--- START TASK DATA ---

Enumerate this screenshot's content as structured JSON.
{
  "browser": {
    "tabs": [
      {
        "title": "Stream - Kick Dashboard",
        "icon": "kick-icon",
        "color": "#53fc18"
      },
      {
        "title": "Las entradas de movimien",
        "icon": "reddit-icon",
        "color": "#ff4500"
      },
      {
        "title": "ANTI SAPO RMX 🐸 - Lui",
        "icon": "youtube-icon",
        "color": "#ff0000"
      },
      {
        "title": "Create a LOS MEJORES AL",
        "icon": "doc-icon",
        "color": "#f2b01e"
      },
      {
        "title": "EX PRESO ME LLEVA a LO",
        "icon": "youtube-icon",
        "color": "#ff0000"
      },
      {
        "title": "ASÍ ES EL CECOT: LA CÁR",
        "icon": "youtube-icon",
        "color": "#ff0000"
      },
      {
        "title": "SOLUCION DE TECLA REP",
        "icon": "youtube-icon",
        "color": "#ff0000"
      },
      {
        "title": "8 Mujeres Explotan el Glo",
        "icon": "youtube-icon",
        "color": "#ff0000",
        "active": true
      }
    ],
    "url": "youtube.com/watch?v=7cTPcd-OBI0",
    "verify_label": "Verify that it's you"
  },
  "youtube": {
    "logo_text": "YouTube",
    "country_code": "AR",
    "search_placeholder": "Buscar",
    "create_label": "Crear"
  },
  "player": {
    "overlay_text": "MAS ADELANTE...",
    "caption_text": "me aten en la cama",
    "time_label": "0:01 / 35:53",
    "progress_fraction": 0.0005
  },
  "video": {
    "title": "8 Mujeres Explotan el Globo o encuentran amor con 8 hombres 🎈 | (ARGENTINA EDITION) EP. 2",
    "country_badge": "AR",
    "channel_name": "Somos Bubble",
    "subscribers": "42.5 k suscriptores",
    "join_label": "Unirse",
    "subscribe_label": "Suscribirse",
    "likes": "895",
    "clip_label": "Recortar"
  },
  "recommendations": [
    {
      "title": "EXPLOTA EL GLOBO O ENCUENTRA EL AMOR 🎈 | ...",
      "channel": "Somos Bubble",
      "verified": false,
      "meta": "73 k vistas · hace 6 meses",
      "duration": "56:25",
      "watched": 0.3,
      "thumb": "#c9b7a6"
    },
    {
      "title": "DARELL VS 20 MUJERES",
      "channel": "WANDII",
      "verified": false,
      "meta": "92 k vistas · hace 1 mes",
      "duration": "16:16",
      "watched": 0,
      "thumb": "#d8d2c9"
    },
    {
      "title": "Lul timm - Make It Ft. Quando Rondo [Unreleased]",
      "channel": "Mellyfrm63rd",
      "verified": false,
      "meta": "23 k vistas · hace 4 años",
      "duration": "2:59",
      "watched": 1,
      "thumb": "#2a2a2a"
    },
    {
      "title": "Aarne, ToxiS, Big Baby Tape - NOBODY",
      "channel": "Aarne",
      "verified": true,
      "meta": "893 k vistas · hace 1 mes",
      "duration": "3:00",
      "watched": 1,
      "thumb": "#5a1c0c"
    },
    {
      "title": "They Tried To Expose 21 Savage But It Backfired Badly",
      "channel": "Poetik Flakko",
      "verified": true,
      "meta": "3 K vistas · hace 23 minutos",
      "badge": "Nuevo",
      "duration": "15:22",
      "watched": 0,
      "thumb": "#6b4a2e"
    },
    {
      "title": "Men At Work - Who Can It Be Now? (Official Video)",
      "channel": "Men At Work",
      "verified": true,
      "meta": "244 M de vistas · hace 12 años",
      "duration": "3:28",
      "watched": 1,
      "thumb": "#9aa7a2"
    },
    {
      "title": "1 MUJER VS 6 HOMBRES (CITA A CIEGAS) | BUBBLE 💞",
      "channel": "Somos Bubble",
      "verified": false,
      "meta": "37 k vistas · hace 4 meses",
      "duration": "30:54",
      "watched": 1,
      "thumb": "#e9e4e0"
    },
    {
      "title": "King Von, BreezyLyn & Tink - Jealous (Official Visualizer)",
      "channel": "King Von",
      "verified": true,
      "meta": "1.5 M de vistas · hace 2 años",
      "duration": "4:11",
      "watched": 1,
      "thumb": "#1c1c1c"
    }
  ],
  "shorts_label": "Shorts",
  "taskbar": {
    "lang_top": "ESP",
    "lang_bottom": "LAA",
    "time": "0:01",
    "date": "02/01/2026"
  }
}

--- END TASK DATA ---

# WRITTEN TASK
Extract the whole listing, character for character.

# REPLY TO THE TASK
Enumerate this screenshot's content as structured JSON.
{
  "browser": {
    "tabs": [
      {
        "title": "Stream - Kick Dashboard",
        "icon": "kick-icon",
        "color": "#53fc18"
      },
      {
        "title": "Las entradas de movimien",
        "icon": "reddit-icon",
        "color": "#ff4500"
      },
      {
        "title": "ANTI SAPO RMX 🐸 - Lui",
        "icon": "youtube-icon",
        "color": "#ff0000"
      },
      {
        "title": "Create a LOS MEJORES AL",
        "icon": "doc-icon",
        "color": "#f2b01e"
      },
      {
        "title": "EX PRESO ME LLEVA a LO",
        "icon": "youtube-icon",
        "color": "#ff0000"
      },
      {
        "title": "ASÍ ES EL CECOT: LA CÁR",
        "icon": "youtube-icon",
        "color": "#ff0000"
      },
      {
        "title": "SOLUCION DE TECLA REP",
        "icon": "youtube-icon",
        "color": "#ff0000"
      },
      {
        "title": "8 Mujeres Explotan el Glo",
        "icon": "youtube-icon",
        "color": "#ff0000",
        "active": true
      }
    ],
    "url": "youtube.com/watch?v=7cTPcd-OBI0",
    "verify_label": "Verify that it's you"
  },
  "youtube": {
    "logo_text": "YouTube",
    "country_code": "AR",
    "search_placeholder": "Buscar",
    "create_label": "Crear"
  },
  "player": {
    "overlay_text": "MAS ADELANTE...",
    "caption_text": "me aten en la cama",
    "time_label": "0:01 / 35:53",
    "progress_fraction": 0.0005
  },
  "video": {
    "title": "8 Mujeres Explotan el Globo o encuentran amor con 8 hombres 🎈 | (ARGENTINA EDITION) EP. 2",
    "country_badge": "AR",
    "channel_name": "Somos Bubble",
    "subscribers": "42.5 k suscriptores",
    "join_label": "Unirse",
    "subscribe_label": "Suscribirse",
    "likes": "895",
    "clip_label": "Recortar"
  },
  "recommendations": [
    {
      "title": "EXPLOTA EL GLOBO O ENCUENTRA EL AMOR 🎈 | ...",
      "channel": "Somos Bubble",
      "verified": false,
      "meta": "73 k vistas · hace 6 meses",
      "duration": "56:25",
      "watched": 0.3,
      "thumb": "#c9b7a6"
    },
    {
      "title": "DARELL VS 20 MUJERES",
      "channel": "WANDII",
      "verified": false,
      "meta": "92 k vistas · hace 1 mes",
      "duration": "16:16",
      "watched": 0,
      "thumb": "#d8d2c9"
    },
    {
      "title": "Lul timm - Make It Ft. Quando Rondo [Unreleased]",
      "channel": "Mellyfrm63rd",
      "verified": false,
      "meta": "23 k vistas · hace 4 años",
      "duration": "2:59",
      "watched": 1,
      "thumb": "#2a2a2a"
    },
    {
      "title": "Aarne, ToxiS, Big Baby Tape - NOBODY",
      "channel": "Aarne",
      "verified": true,
      "meta": "893 k vistas · hace 1 mes",
      "duration": "3:00",
      "watched": 1,
      "thumb": "#5a1c0c"
    },
    {
      "title": "They Tried To Expose 21 Savage But It Backfired Badly",
      "channel": "Poetik Flakko",
      "verified": true,
      "meta": "3 K vistas · hace 23 minutos",
      "badge": "Nuevo",
      "duration": "15:22",
      "watched": 0,
      "thumb": "#6b4a2e"
    },
    {
      "title": "Men At Work - Who Can It Be Now? (Official Video)",
      "channel": "Men At Work",
      "verified": true,
      "meta": "244 M de vistas · hace 12 años",
      "duration": "3:28",
      "watched": 1,
      "thumb": "#9aa7a2"
    },
    {
      "title": "1 MUJER VS 6 HOMBRES (CITA A CIEGAS) | BUBBLE 💞",
      "channel": "Somos Bubble",
      "verified": false,
      "meta": "37 k vistas · hace 4 meses",
      "duration": "30:54",
      "watched": 1,
      "thumb": "#e9e4e0"
    },
    {
      "title": "King Von, BreezyLyn & Tink - Jealous (Official Visualizer)",
      "channel": "King Von",
      "verified": true,
      "meta": "1.5 M de vistas · hace 2 años",
      "duration": "4:11",
      "watched": 1,
      "thumb": "#1c1c1c"
    }
  ],
  "shorts_label": "Shorts",
  "taskbar": {
    "lang_top": "ESP",
    "lang_bottom": "LAA",
    "time": "0:01",
    "date": "02/01/2026"
  }
}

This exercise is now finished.